_SET EXERCISE_
Reproduce word for word the stretch of entries that opens with the line containing "349, 719, 361]" and closes with the line containing "534, 1160, 546]", with both of those lines included.

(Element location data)

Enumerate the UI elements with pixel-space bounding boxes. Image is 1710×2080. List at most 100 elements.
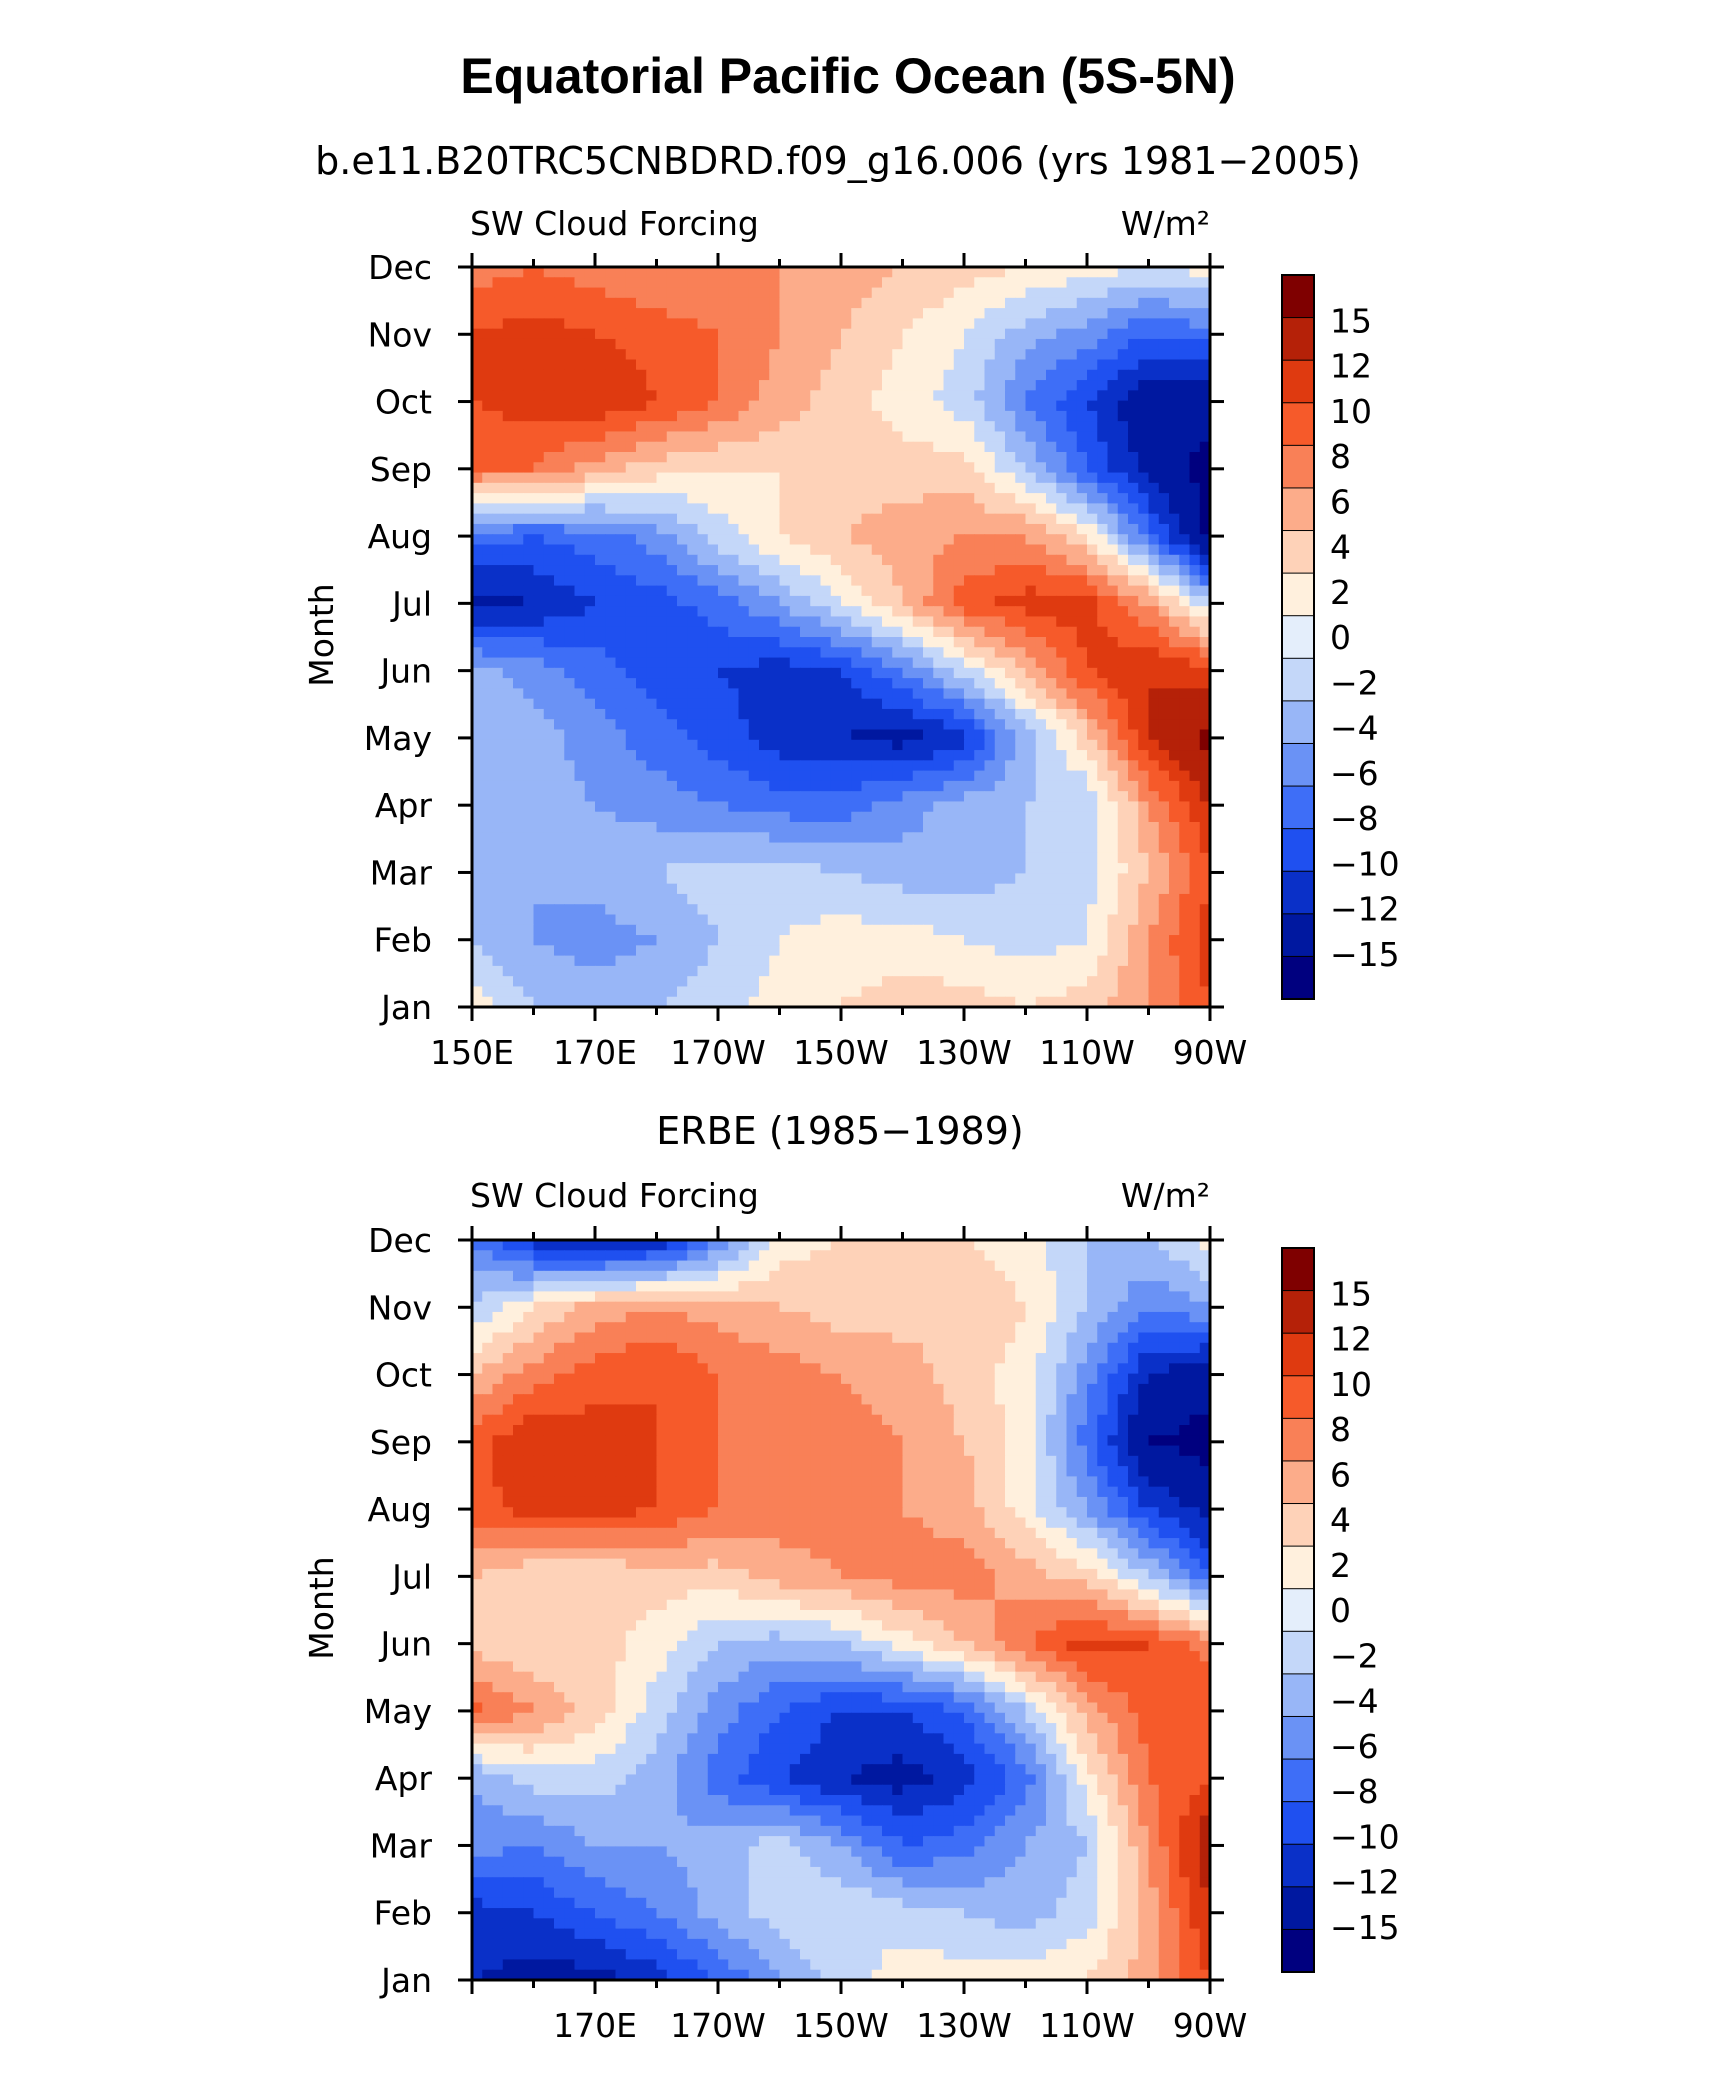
heatmap-cell	[707, 349, 719, 361]
heatmap-cell	[871, 780, 883, 792]
heatmap-cell	[472, 719, 483, 731]
heatmap-cell	[820, 565, 832, 576]
heatmap-cell	[636, 472, 647, 484]
heatmap-cell	[502, 965, 514, 977]
heatmap-cell	[1117, 667, 1129, 679]
heatmap-cell	[1005, 410, 1016, 422]
heatmap-cell	[574, 893, 586, 905]
heatmap-cell	[943, 503, 955, 515]
heatmap-cell	[492, 287, 504, 299]
heatmap-cell	[933, 421, 945, 433]
heatmap-cell	[943, 462, 955, 474]
heatmap-cell	[902, 380, 914, 391]
heatmap-cell	[482, 462, 494, 474]
heatmap-cell	[820, 637, 832, 648]
heatmap-cell	[964, 349, 975, 361]
heatmap-cell	[810, 719, 822, 731]
heatmap-cell	[513, 287, 524, 299]
heatmap-cell	[800, 338, 811, 350]
heatmap-cell	[1005, 482, 1016, 494]
heatmap-cell	[902, 678, 914, 689]
heatmap-cell	[964, 626, 975, 638]
heatmap-cell	[1169, 935, 1180, 946]
heatmap-cell	[595, 739, 606, 751]
heatmap-cell	[523, 297, 535, 309]
heatmap-cell	[523, 616, 535, 628]
heatmap-cell	[1199, 431, 1211, 443]
heatmap-cell	[902, 935, 914, 946]
heatmap-cell	[574, 729, 586, 741]
heatmap-cell	[636, 791, 647, 803]
heatmap-cell	[502, 493, 514, 504]
heatmap-cell	[800, 719, 811, 731]
heatmap-cell	[1138, 595, 1150, 607]
heatmap-cell	[1179, 431, 1191, 443]
heatmap-cell	[605, 267, 617, 278]
heatmap-cell	[615, 452, 627, 463]
heatmap-cell	[615, 822, 627, 833]
heatmap-cell	[851, 421, 863, 433]
heatmap-cell	[933, 472, 945, 484]
heatmap-cell	[574, 554, 586, 566]
heatmap-cell	[1128, 400, 1139, 412]
heatmap-cell	[492, 554, 504, 566]
heatmap-cell	[492, 277, 504, 289]
heatmap-cell	[933, 338, 945, 350]
heatmap-cell	[707, 585, 719, 597]
heatmap-cell	[554, 400, 565, 412]
heatmap-cell	[564, 421, 576, 433]
heatmap-cell	[1015, 698, 1027, 710]
heatmap-cell	[861, 657, 873, 669]
heatmap-cell	[595, 678, 606, 689]
heatmap-cell	[666, 359, 678, 371]
heatmap-cell	[1138, 503, 1150, 515]
heatmap-cell	[1138, 575, 1150, 587]
heatmap-cell	[1148, 534, 1160, 546]
heatmap-cell	[871, 472, 883, 484]
heatmap-cell	[779, 523, 791, 535]
heatmap-cell	[533, 914, 545, 926]
heatmap-cell	[1035, 678, 1047, 689]
heatmap-cell	[1179, 554, 1191, 566]
heatmap-cell	[574, 678, 586, 689]
heatmap-cell	[943, 637, 955, 648]
heatmap-cell	[810, 585, 822, 597]
heatmap-cell	[984, 873, 996, 885]
heatmap-cell	[1076, 534, 1088, 546]
heatmap-cell	[953, 955, 965, 967]
heatmap-cell	[882, 277, 893, 289]
heatmap-cell	[830, 647, 842, 659]
heatmap-cell	[789, 297, 801, 309]
heatmap-cell	[1199, 308, 1211, 319]
heatmap-cell	[769, 328, 781, 340]
heatmap-cell	[748, 791, 760, 803]
heatmap-cell	[728, 637, 740, 648]
heatmap-cell	[666, 637, 678, 648]
heatmap-cell	[1046, 318, 1057, 330]
heatmap-cell	[1128, 462, 1139, 474]
heatmap-cell	[1025, 657, 1037, 669]
heatmap-cell	[595, 482, 606, 494]
heatmap-cell	[810, 626, 822, 638]
heatmap-cell	[892, 739, 904, 751]
heatmap-cell	[892, 708, 904, 720]
heatmap-cell	[554, 935, 565, 946]
heatmap-cell	[871, 482, 883, 494]
heatmap-cell	[1066, 688, 1078, 700]
heatmap-cell	[810, 904, 822, 916]
heatmap-cell	[759, 678, 770, 689]
heatmap-cell	[943, 832, 955, 844]
heatmap-cell	[841, 883, 852, 895]
heatmap-cell	[1169, 595, 1180, 607]
heatmap-cell	[1015, 421, 1027, 433]
heatmap-cell	[728, 893, 740, 905]
heatmap-cell	[533, 338, 545, 350]
heatmap-cell	[738, 883, 750, 895]
heatmap-cell	[984, 791, 996, 803]
heatmap-cell	[882, 390, 893, 402]
heatmap-cell	[492, 678, 504, 689]
heatmap-cell	[748, 462, 760, 474]
heatmap-cell	[943, 595, 955, 607]
heatmap-cell	[882, 359, 893, 371]
heatmap-cell	[769, 297, 781, 309]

_RESULT BELOW_
heatmap-cell	[707, 349, 719, 361]
heatmap-cell	[871, 780, 883, 792]
heatmap-cell	[472, 719, 483, 731]
heatmap-cell	[820, 565, 832, 576]
heatmap-cell	[636, 472, 647, 484]
heatmap-cell	[502, 965, 514, 977]
heatmap-cell	[1117, 667, 1129, 679]
heatmap-cell	[1005, 410, 1016, 422]
heatmap-cell	[574, 893, 586, 905]
heatmap-cell	[943, 503, 955, 515]
heatmap-cell	[492, 287, 504, 299]
heatmap-cell	[933, 421, 945, 433]
heatmap-cell	[943, 462, 955, 474]
heatmap-cell	[902, 380, 914, 391]
heatmap-cell	[482, 462, 494, 474]
heatmap-cell	[820, 637, 832, 648]
heatmap-cell	[964, 349, 975, 361]
heatmap-cell	[810, 719, 822, 731]
heatmap-cell	[513, 287, 524, 299]
heatmap-cell	[800, 338, 811, 350]
heatmap-cell	[1005, 482, 1016, 494]
heatmap-cell	[902, 678, 914, 689]
heatmap-cell	[964, 626, 975, 638]
heatmap-cell	[1169, 935, 1180, 946]
heatmap-cell	[595, 739, 606, 751]
heatmap-cell	[523, 297, 535, 309]
heatmap-cell	[523, 616, 535, 628]
heatmap-cell	[1199, 431, 1211, 443]
heatmap-cell	[902, 935, 914, 946]
heatmap-cell	[574, 729, 586, 741]
heatmap-cell	[636, 791, 647, 803]
heatmap-cell	[502, 493, 514, 504]
heatmap-cell	[800, 719, 811, 731]
heatmap-cell	[1138, 595, 1150, 607]
heatmap-cell	[1179, 431, 1191, 443]
heatmap-cell	[605, 267, 617, 278]
heatmap-cell	[615, 452, 627, 463]
heatmap-cell	[615, 822, 627, 833]
heatmap-cell	[851, 421, 863, 433]
heatmap-cell	[933, 472, 945, 484]
heatmap-cell	[574, 554, 586, 566]
heatmap-cell	[1128, 400, 1139, 412]
heatmap-cell	[492, 554, 504, 566]
heatmap-cell	[492, 277, 504, 289]
heatmap-cell	[933, 338, 945, 350]
heatmap-cell	[707, 585, 719, 597]
heatmap-cell	[554, 400, 565, 412]
heatmap-cell	[564, 421, 576, 433]
heatmap-cell	[1015, 698, 1027, 710]
heatmap-cell	[861, 657, 873, 669]
heatmap-cell	[595, 678, 606, 689]
heatmap-cell	[666, 359, 678, 371]
heatmap-cell	[1138, 503, 1150, 515]
heatmap-cell	[1138, 575, 1150, 587]
heatmap-cell	[1148, 534, 1160, 546]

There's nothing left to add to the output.